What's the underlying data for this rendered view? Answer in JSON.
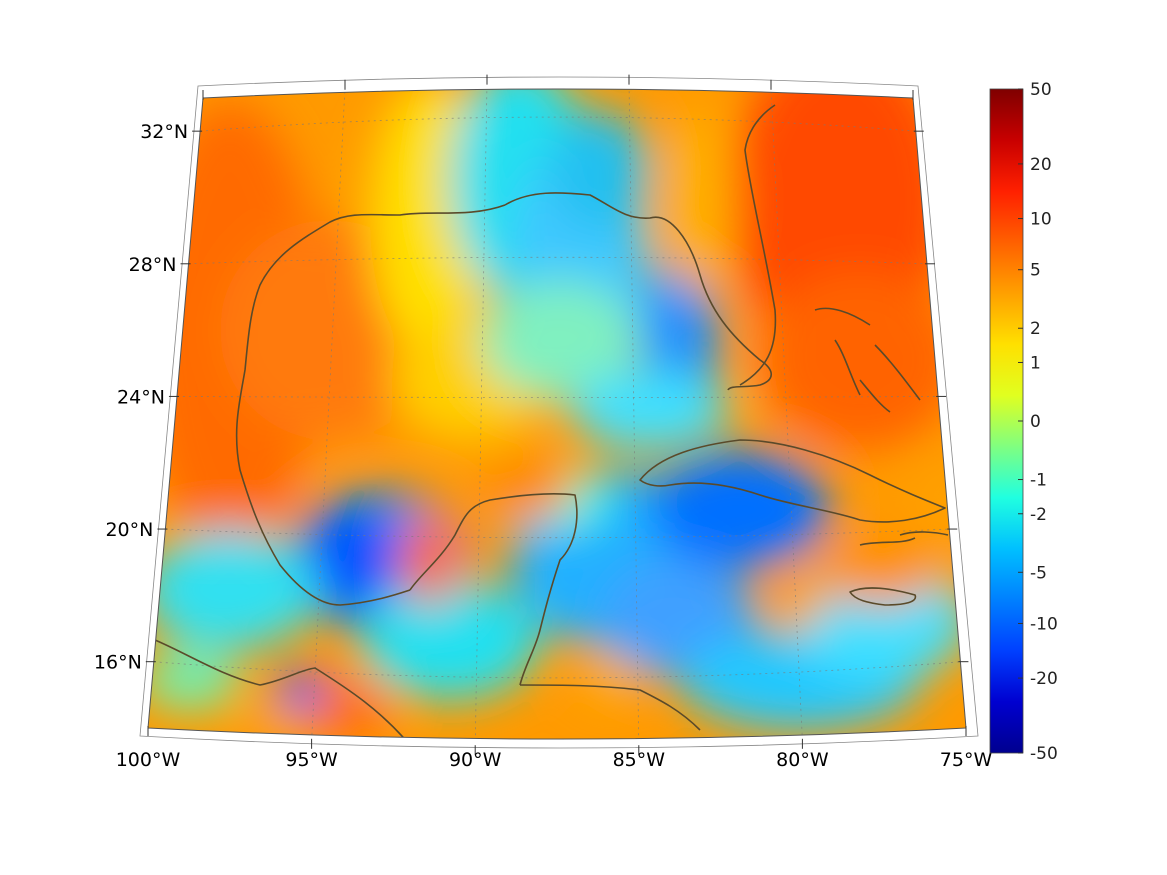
{
  "map": {
    "projection": "conic",
    "extent": {
      "lon_min": -100,
      "lon_max": -75,
      "lat_min": 14,
      "lat_max": 33
    },
    "grid": true,
    "land_outline_color": "#5a4a2a",
    "colormap": "jet"
  },
  "lat_ticks": [
    {
      "value": 32,
      "label": "32°N"
    },
    {
      "value": 28,
      "label": "28°N"
    },
    {
      "value": 24,
      "label": "24°N"
    },
    {
      "value": 20,
      "label": "20°N"
    },
    {
      "value": 16,
      "label": "16°N"
    }
  ],
  "lon_ticks": [
    {
      "value": -100,
      "label": "100°W"
    },
    {
      "value": -95,
      "label": "95°W"
    },
    {
      "value": -90,
      "label": "90°W"
    },
    {
      "value": -85,
      "label": "85°W"
    },
    {
      "value": -80,
      "label": "80°W"
    },
    {
      "value": -75,
      "label": "75°W"
    }
  ],
  "colorbar": {
    "position": "right",
    "scale": "symmetric-log",
    "labels": [
      "50",
      "20",
      "10",
      "5",
      "2",
      "1",
      "0",
      "-1",
      "-2",
      "-5",
      "-10",
      "-20",
      "-50"
    ],
    "colors": [
      "#7f0000",
      "#c80000",
      "#ff2000",
      "#ff6000",
      "#ffa000",
      "#ffe000",
      "#e0ff20",
      "#80ff80",
      "#20ffe0",
      "#00c0ff",
      "#0080ff",
      "#0040ff",
      "#0000d0",
      "#00008f"
    ]
  }
}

┄┄┄┄┄┄

Quote in full the listing given above; the images are to be left out.

What's the underlying data for this rendered view? Answer in JSON.
{
  "map": {
    "projection": "conic",
    "extent": {
      "lon_min": -100,
      "lon_max": -75,
      "lat_min": 14,
      "lat_max": 33
    },
    "grid": true,
    "land_outline_color": "#5a4a2a",
    "colormap": "jet"
  },
  "lat_ticks": [
    {
      "value": 32,
      "label": "32°N"
    },
    {
      "value": 28,
      "label": "28°N"
    },
    {
      "value": 24,
      "label": "24°N"
    },
    {
      "value": 20,
      "label": "20°N"
    },
    {
      "value": 16,
      "label": "16°N"
    }
  ],
  "lon_ticks": [
    {
      "value": -100,
      "label": "100°W"
    },
    {
      "value": -95,
      "label": "95°W"
    },
    {
      "value": -90,
      "label": "90°W"
    },
    {
      "value": -85,
      "label": "85°W"
    },
    {
      "value": -80,
      "label": "80°W"
    },
    {
      "value": -75,
      "label": "75°W"
    }
  ],
  "colorbar": {
    "position": "right",
    "scale": "symmetric-log",
    "labels": [
      "50",
      "20",
      "10",
      "5",
      "2",
      "1",
      "0",
      "-1",
      "-2",
      "-5",
      "-10",
      "-20",
      "-50"
    ],
    "colors": [
      "#7f0000",
      "#c80000",
      "#ff2000",
      "#ff6000",
      "#ffa000",
      "#ffe000",
      "#e0ff20",
      "#80ff80",
      "#20ffe0",
      "#00c0ff",
      "#0080ff",
      "#0040ff",
      "#0000d0",
      "#00008f"
    ]
  }
}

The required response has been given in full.